WORK TO DO → Set down the full listing exactly as given. Any pictures are to be left out.

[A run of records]
·····

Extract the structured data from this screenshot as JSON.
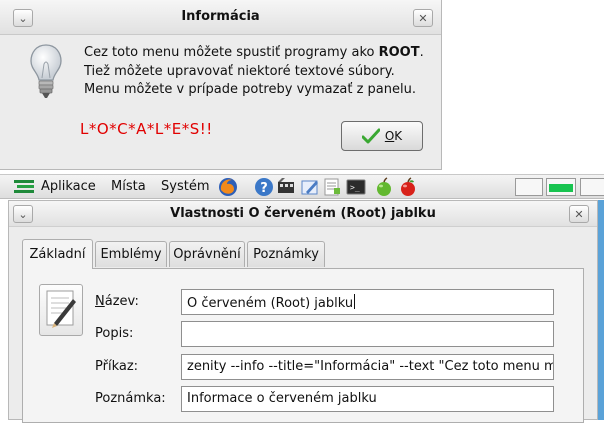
{
  "info_dialog": {
    "title": "Informácia",
    "message_lines": [
      {
        "pre": "Cez toto menu môžete spustiť programy ako ",
        "bold": "ROOT",
        "post": "."
      },
      {
        "pre": "Tiež môžete upravovať niektoré textové súbory.",
        "bold": "",
        "post": ""
      },
      {
        "pre": "Menu môžete v prípade potreby vymazať z panelu.",
        "bold": "",
        "post": ""
      }
    ],
    "highlight_text": "L*O*C*A*L*E*S!!",
    "ok_button": {
      "mnemonic": "O",
      "rest": "K"
    },
    "icon": "lightbulb-icon",
    "highlight_color": "#e10000"
  },
  "panel": {
    "menus": [
      "Aplikace",
      "Místa",
      "Systém"
    ],
    "launchers": [
      "firefox-icon",
      "help-icon",
      "video-icon",
      "edit-icon",
      "text-editor-icon",
      "terminal-icon",
      "green-apple-icon",
      "red-apple-icon"
    ],
    "workspace_active_color": "#18c450"
  },
  "properties_dialog": {
    "title": "Vlastnosti O červeném (Root) jablku",
    "tabs": [
      "Základní",
      "Emblémy",
      "Oprávnění",
      "Poznámky"
    ],
    "active_tab": "Základní",
    "fields": {
      "name": {
        "label_mnemonic": "N",
        "label_rest": "ázev:",
        "value": "O červeném (Root) jablku"
      },
      "description": {
        "label": "Popis:",
        "value": ""
      },
      "command": {
        "label": "Příkaz:",
        "value": "zenity --info --title=\"Informácia\" --text \"Cez toto menu m"
      },
      "note": {
        "label": "Poznámka:",
        "value": "Informace o červeném jablku"
      }
    }
  }
}
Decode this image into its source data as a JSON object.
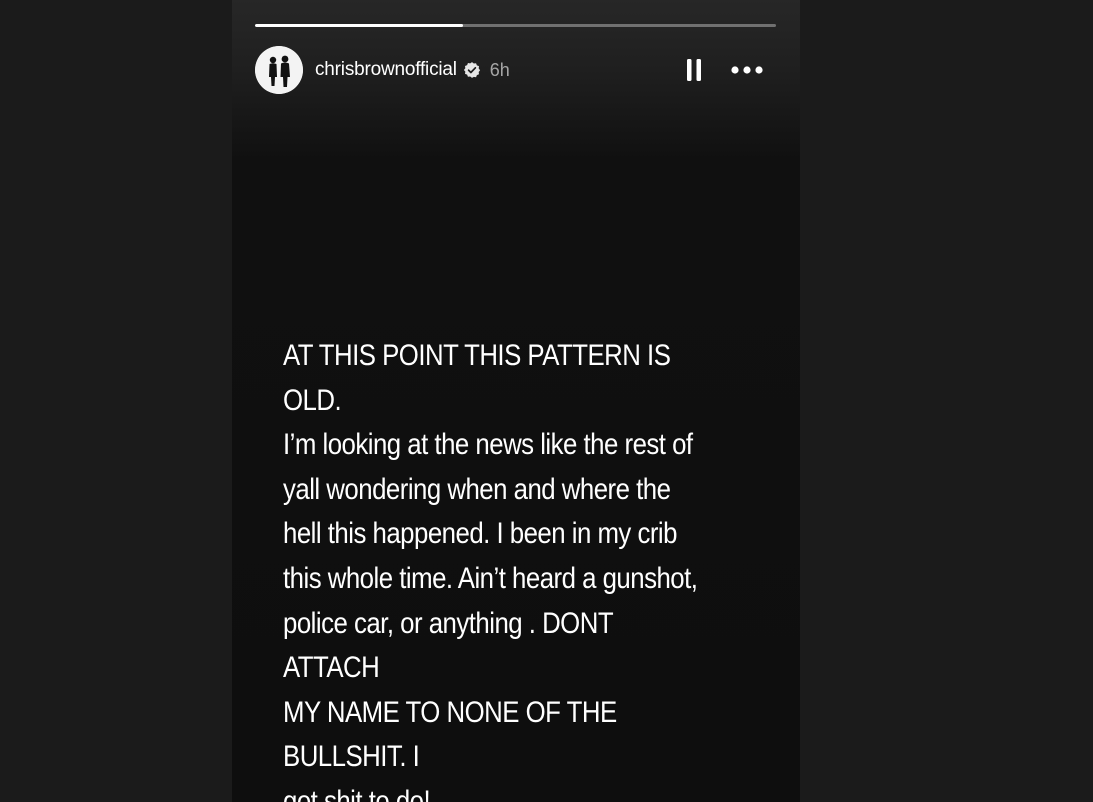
{
  "story": {
    "progress_fraction": 0.4,
    "author": {
      "username": "chrisbrownofficial",
      "verified": true,
      "posted_ago": "6h"
    },
    "controls": {
      "pause_icon": "pause-icon",
      "more_icon": "more-options-icon"
    },
    "text": "AT THIS POINT THIS PATTERN IS OLD.\nI’m looking at the news like the rest of\nyall wondering when and where the\nhell this happened. I been in my crib\nthis whole time. Ain’t heard a gunshot,\npolice car, or anything . DONT ATTACH\nMY NAME TO NONE OF THE BULLSHIT. I\ngot shit to do!"
  },
  "colors": {
    "background": "#1b1b1b",
    "story_background": "#0e0e0e",
    "text": "#ffffff",
    "muted_text": "#999999"
  }
}
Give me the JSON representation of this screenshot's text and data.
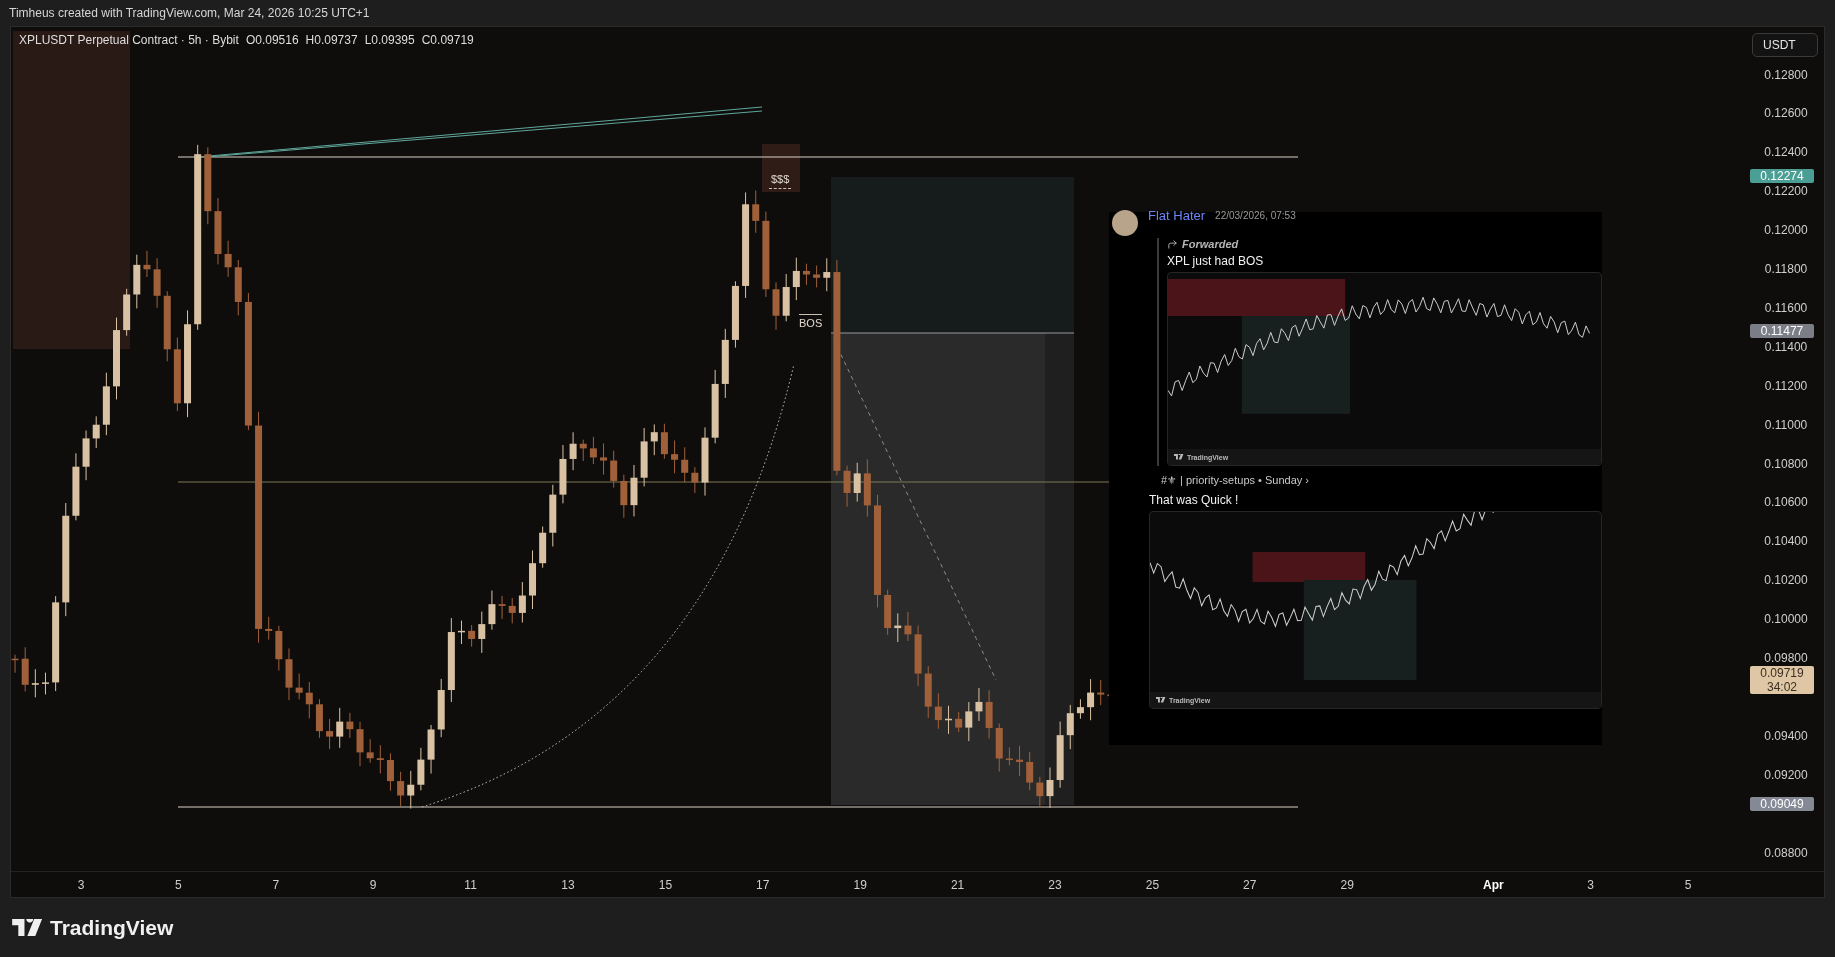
{
  "header": {
    "text": "Timheus created with TradingView.com, Mar 24, 2026 10:25 UTC+1"
  },
  "legend": {
    "symbol": "XPLUSDT Perpetual Contract · 5h · Bybit",
    "ohlc": [
      "O0.09516",
      "H0.09737",
      "L0.09395",
      "C0.09719"
    ]
  },
  "currency_button": "USDT",
  "price_axis": [
    "0.12800",
    "0.12600",
    "0.12400",
    "0.12200",
    "0.12000",
    "0.11800",
    "0.11600",
    "0.11400",
    "0.11200",
    "0.11000",
    "0.10800",
    "0.10600",
    "0.10400",
    "0.10200",
    "0.10000",
    "0.09800",
    "0.09400",
    "0.09200",
    "0.08800"
  ],
  "price_badges": [
    {
      "kind": "marker",
      "value": "0.12274",
      "color": "#4a9e93"
    },
    {
      "kind": "marker",
      "value": "0.11477",
      "color": "#7b7e87"
    },
    {
      "kind": "last",
      "value": "0.09719",
      "countdown": "34:02",
      "color": "#dfc6a4"
    },
    {
      "kind": "marker",
      "value": "0.09049",
      "color": "#858995"
    }
  ],
  "annotations": [
    {
      "kind": "liquidity",
      "text": "$$$"
    },
    {
      "kind": "structure",
      "text": "BOS"
    }
  ],
  "date_axis": [
    {
      "label": "3",
      "emphasized": false
    },
    {
      "label": "5",
      "emphasized": false
    },
    {
      "label": "7",
      "emphasized": false
    },
    {
      "label": "9",
      "emphasized": false
    },
    {
      "label": "11",
      "emphasized": false
    },
    {
      "label": "13",
      "emphasized": false
    },
    {
      "label": "15",
      "emphasized": false
    },
    {
      "label": "17",
      "emphasized": false
    },
    {
      "label": "19",
      "emphasized": false
    },
    {
      "label": "21",
      "emphasized": false
    },
    {
      "label": "23",
      "emphasized": false
    },
    {
      "label": "25",
      "emphasized": false
    },
    {
      "label": "27",
      "emphasized": false
    },
    {
      "label": "29",
      "emphasized": false
    },
    {
      "label": "Apr",
      "emphasized": true
    },
    {
      "label": "3",
      "emphasized": false
    },
    {
      "label": "5",
      "emphasized": false
    }
  ],
  "message": {
    "author": "Flat Hater",
    "timestamp": "22/03/2026, 07:53",
    "forwarded_label": "Forwarded",
    "forwarded_text": "XPL just had BOS",
    "image_brand": "TradingView",
    "source": "#⚜ | priority-setups • Sunday ›",
    "reply_text": "That was Quick !",
    "reply_image_brand": "TradingView"
  },
  "footer": {
    "brand": "TradingView"
  }
}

·····

OUTPUT →
Extract the structured data from this screenshot as JSON.
{
  "info_dialog": {
    "title": "Informácia",
    "message_lines": [
      {
        "pre": "Cez toto menu môžete spustiť programy ako ",
        "bold": "ROOT",
        "post": "."
      },
      {
        "pre": "Tiež môžete upravovať niektoré textové súbory.",
        "bold": "",
        "post": ""
      },
      {
        "pre": "Menu môžete v prípade potreby vymazať z panelu.",
        "bold": "",
        "post": ""
      }
    ],
    "highlight_text": "L*O*C*A*L*E*S!!",
    "ok_button": {
      "mnemonic": "O",
      "rest": "K"
    },
    "icon": "lightbulb-icon",
    "highlight_color": "#e10000"
  },
  "panel": {
    "menus": [
      "Aplikace",
      "Místa",
      "Systém"
    ],
    "launchers": [
      "firefox-icon",
      "help-icon",
      "video-icon",
      "edit-icon",
      "text-editor-icon",
      "terminal-icon",
      "green-apple-icon",
      "red-apple-icon"
    ],
    "workspace_active_color": "#18c450"
  },
  "properties_dialog": {
    "title": "Vlastnosti O červeném (Root) jablku",
    "tabs": [
      "Základní",
      "Emblémy",
      "Oprávnění",
      "Poznámky"
    ],
    "active_tab": "Základní",
    "fields": {
      "name": {
        "label_mnemonic": "N",
        "label_rest": "ázev:",
        "value": "O červeném (Root) jablku"
      },
      "description": {
        "label": "Popis:",
        "value": ""
      },
      "command": {
        "label": "Příkaz:",
        "value": "zenity --info --title=\"Informácia\" --text \"Cez toto menu m"
      },
      "note": {
        "label": "Poznámka:",
        "value": "Informace o červeném jablku"
      }
    }
  }
}
Decode this image into its source data as a JSON object.
{
  "story": {
    "progress_fraction": 0.4,
    "author": {
      "username": "chrisbrownofficial",
      "verified": true,
      "posted_ago": "6h"
    },
    "controls": {
      "pause_icon": "pause-icon",
      "more_icon": "more-options-icon"
    },
    "text": "AT THIS POINT THIS PATTERN IS OLD.\nI’m looking at the news like the rest of\nyall wondering when and where the\nhell this happened. I been in my crib\nthis whole time. Ain’t heard a gunshot,\npolice car, or anything . DONT ATTACH\nMY NAME TO NONE OF THE BULLSHIT. I\ngot shit to do!"
  },
  "colors": {
    "background": "#1b1b1b",
    "story_background": "#0e0e0e",
    "text": "#ffffff",
    "muted_text": "#999999"
  }
}
Give me the JSON representation of this screenshot's text and data.
{
  "header": {
    "text": "Timheus created with TradingView.com, Mar 24, 2026 10:25 UTC+1"
  },
  "legend": {
    "symbol": "XPLUSDT Perpetual Contract · 5h · Bybit",
    "ohlc": [
      "O0.09516",
      "H0.09737",
      "L0.09395",
      "C0.09719"
    ]
  },
  "currency_button": "USDT",
  "price_axis": [
    "0.12800",
    "0.12600",
    "0.12400",
    "0.12200",
    "0.12000",
    "0.11800",
    "0.11600",
    "0.11400",
    "0.11200",
    "0.11000",
    "0.10800",
    "0.10600",
    "0.10400",
    "0.10200",
    "0.10000",
    "0.09800",
    "0.09400",
    "0.09200",
    "0.08800"
  ],
  "price_badges": [
    {
      "kind": "marker",
      "value": "0.12274",
      "color": "#4a9e93"
    },
    {
      "kind": "marker",
      "value": "0.11477",
      "color": "#7b7e87"
    },
    {
      "kind": "last",
      "value": "0.09719",
      "countdown": "34:02",
      "color": "#dfc6a4"
    },
    {
      "kind": "marker",
      "value": "0.09049",
      "color": "#858995"
    }
  ],
  "annotations": [
    {
      "kind": "liquidity",
      "text": "$$$"
    },
    {
      "kind": "structure",
      "text": "BOS"
    }
  ],
  "date_axis": [
    {
      "label": "3",
      "emphasized": false
    },
    {
      "label": "5",
      "emphasized": false
    },
    {
      "label": "7",
      "emphasized": false
    },
    {
      "label": "9",
      "emphasized": false
    },
    {
      "label": "11",
      "emphasized": false
    },
    {
      "label": "13",
      "emphasized": false
    },
    {
      "label": "15",
      "emphasized": false
    },
    {
      "label": "17",
      "emphasized": false
    },
    {
      "label": "19",
      "emphasized": false
    },
    {
      "label": "21",
      "emphasized": false
    },
    {
      "label": "23",
      "emphasized": false
    },
    {
      "label": "25",
      "emphasized": false
    },
    {
      "label": "27",
      "emphasized": false
    },
    {
      "label": "29",
      "emphasized": false
    },
    {
      "label": "Apr",
      "emphasized": true
    },
    {
      "label": "3",
      "emphasized": false
    },
    {
      "label": "5",
      "emphasized": false
    }
  ],
  "message": {
    "author": "Flat Hater",
    "timestamp": "22/03/2026, 07:53",
    "forwarded_label": "Forwarded",
    "forwarded_text": "XPL just had BOS",
    "image_brand": "TradingView",
    "source": "#⚜ | priority-setups • Sunday ›",
    "reply_text": "That was Quick !",
    "reply_image_brand": "TradingView"
  },
  "footer": {
    "brand": "TradingView"
  }
}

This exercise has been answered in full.